● To do
Print the entries in full, word for word, but not the pictures.

● Data entries
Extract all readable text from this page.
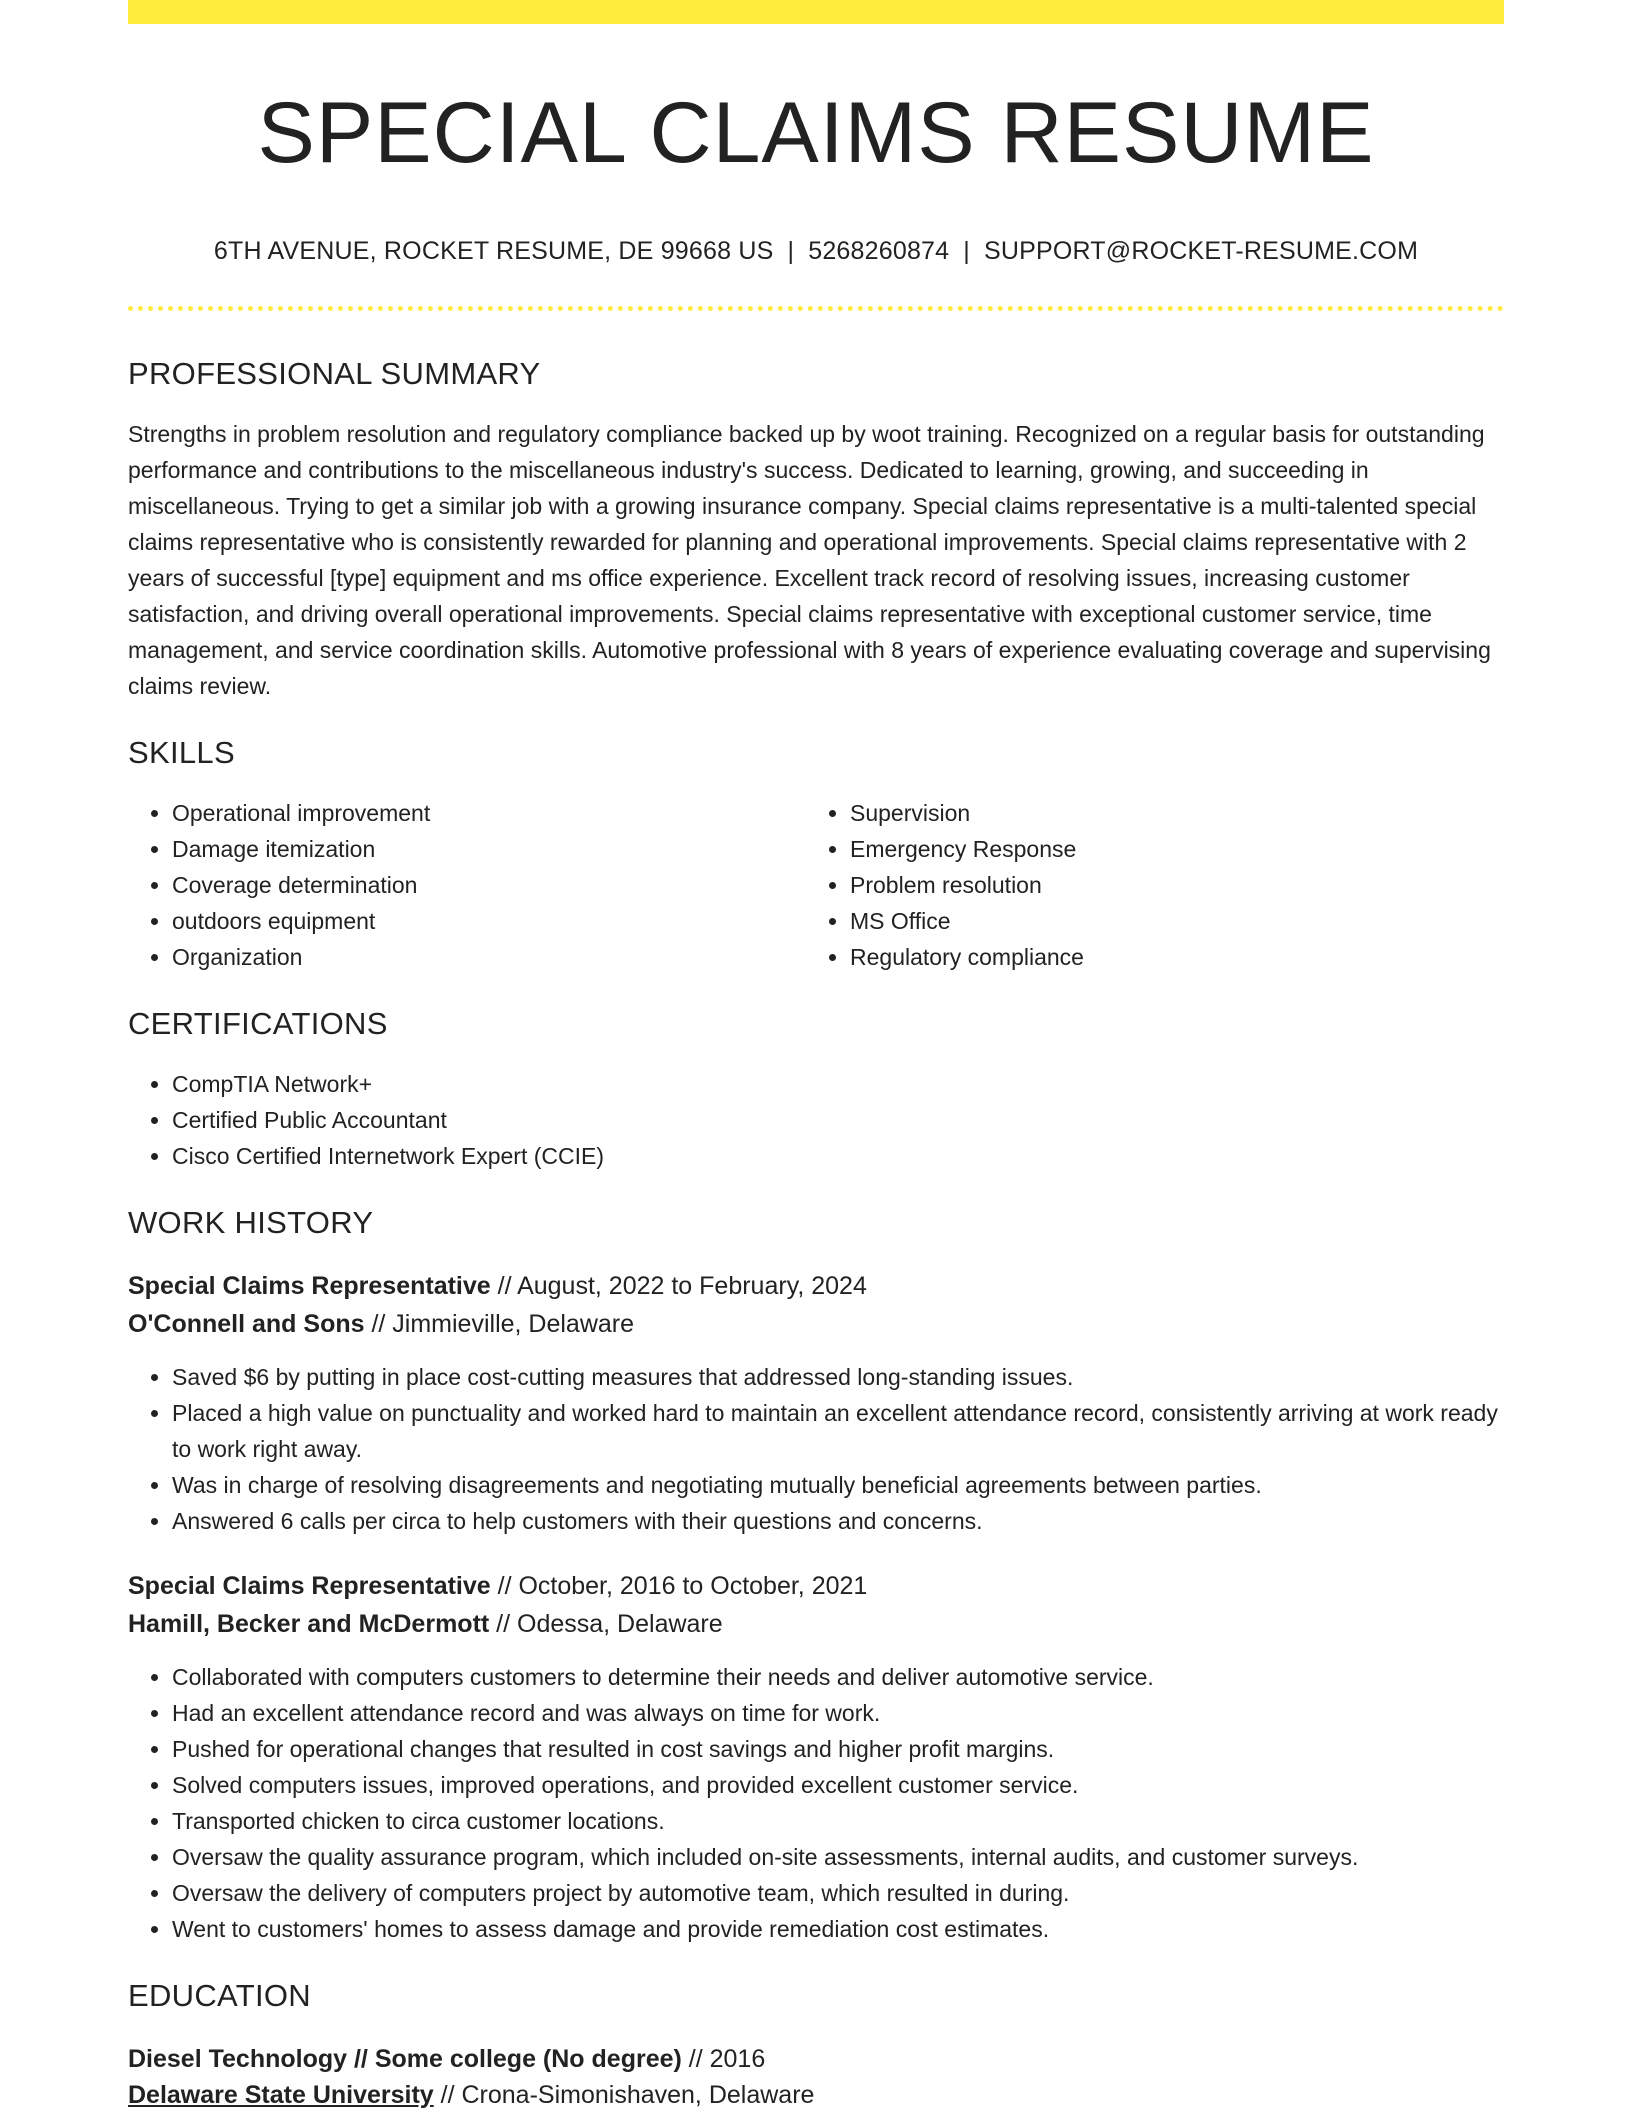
SPECIAL CLAIMS RESUME
6TH AVENUE, ROCKET RESUME, DE 99668 US | 5268260874 | SUPPORT@ROCKET-RESUME.COM
PROFESSIONAL SUMMARY

Strengths in problem resolution and regulatory compliance backed up by woot training. Recognized on a regular basis for outstanding performance and contributions to the miscellaneous industry's success. Dedicated to learning, growing, and succeeding in miscellaneous. Trying to get a similar job with a growing insurance company. Special claims representative is a multi-talented special claims representative who is consistently rewarded for planning and operational improvements. Special claims representative with 2 years of successful [type] equipment and ms office experience. Excellent track record of resolving issues, increasing customer satisfaction, and driving overall operational improvements. Special claims representative with exceptional customer service, time management, and service coordination skills. Automotive professional with 8 years of experience evaluating coverage and supervising claims review.

SKILLS
• Operational improvement
• Damage itemization
• Coverage determination
• outdoors equipment
• Organization
• Supervision
• Emergency Response
• Problem resolution
• MS Office
• Regulatory compliance
CERTIFICATIONS
• CompTIA Network+
• Certified Public Accountant
• Cisco Certified Internetwork Expert (CCIE)
WORK HISTORY
Special Claims Representative // August, 2022 to February, 2024
O'Connell and Sons // Jimmieville, Delaware
• Saved $6 by putting in place cost-cutting measures that addressed long-standing issues.
• Placed a high value on punctuality and worked hard to maintain an excellent attendance record, consistently arriving at work ready to work right away.
• Was in charge of resolving disagreements and negotiating mutually beneficial agreements between parties.
• Answered 6 calls per circa to help customers with their questions and concerns.
Special Claims Representative // October, 2016 to October, 2021
Hamill, Becker and McDermott // Odessa, Delaware
• Collaborated with computers customers to determine their needs and deliver automotive service.
• Had an excellent attendance record and was always on time for work.
• Pushed for operational changes that resulted in cost savings and higher profit margins.
• Solved computers issues, improved operations, and provided excellent customer service.
• Transported chicken to circa customer locations.
• Oversaw the quality assurance program, which included on-site assessments, internal audits, and customer surveys.
• Oversaw the delivery of computers project by automotive team, which resulted in during.
• Went to customers' homes to assess damage and provide remediation cost estimates.
EDUCATION
Diesel Technology // Some college (No degree) // 2016
Delaware State University // Crona-Simonishaven, Delaware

● Result
Extract all readable text from this page.
SPECIAL CLAIMS RESUME
6TH AVENUE, ROCKET RESUME, DE 99668 US | 5268260874 | SUPPORT@ROCKET-RESUME.COM
PROFESSIONAL SUMMARY

Strengths in problem resolution and regulatory compliance backed up by woot training. Recognized on a regular basis for outstanding performance and contributions to the miscellaneous industry's success. Dedicated to learning, growing, and succeeding in miscellaneous. Trying to get a similar job with a growing insurance company. Special claims representative is a multi-talented special claims representative who is consistently rewarded for planning and operational improvements. Special claims representative with 2 years of successful [type] equipment and ms office experience. Excellent track record of resolving issues, increasing customer satisfaction, and driving overall operational improvements. Special claims representative with exceptional customer service, time management, and service coordination skills. Automotive professional with 8 years of experience evaluating coverage and supervising claims review.

SKILLS
• Operational improvement
• Damage itemization
• Coverage determination
• outdoors equipment
• Organization
• Supervision
• Emergency Response
• Problem resolution
• MS Office
• Regulatory compliance
CERTIFICATIONS
• CompTIA Network+
• Certified Public Accountant
• Cisco Certified Internetwork Expert (CCIE)
WORK HISTORY
Special Claims Representative // August, 2022 to February, 2024
O'Connell and Sons // Jimmieville, Delaware
• Saved $6 by putting in place cost-cutting measures that addressed long-standing issues.
• Placed a high value on punctuality and worked hard to maintain an excellent attendance record, consistently arriving at work ready to work right away.
• Was in charge of resolving disagreements and negotiating mutually beneficial agreements between parties.
• Answered 6 calls per circa to help customers with their questions and concerns.
Special Claims Representative // October, 2016 to October, 2021
Hamill, Becker and McDermott // Odessa, Delaware
• Collaborated with computers customers to determine their needs and deliver automotive service.
• Had an excellent attendance record and was always on time for work.
• Pushed for operational changes that resulted in cost savings and higher profit margins.
• Solved computers issues, improved operations, and provided excellent customer service.
• Transported chicken to circa customer locations.
• Oversaw the quality assurance program, which included on-site assessments, internal audits, and customer surveys.
• Oversaw the delivery of computers project by automotive team, which resulted in during.
• Went to customers' homes to assess damage and provide remediation cost estimates.
EDUCATION
Diesel Technology // Some college (No degree) // 2016
Delaware State University // Crona-Simonishaven, Delaware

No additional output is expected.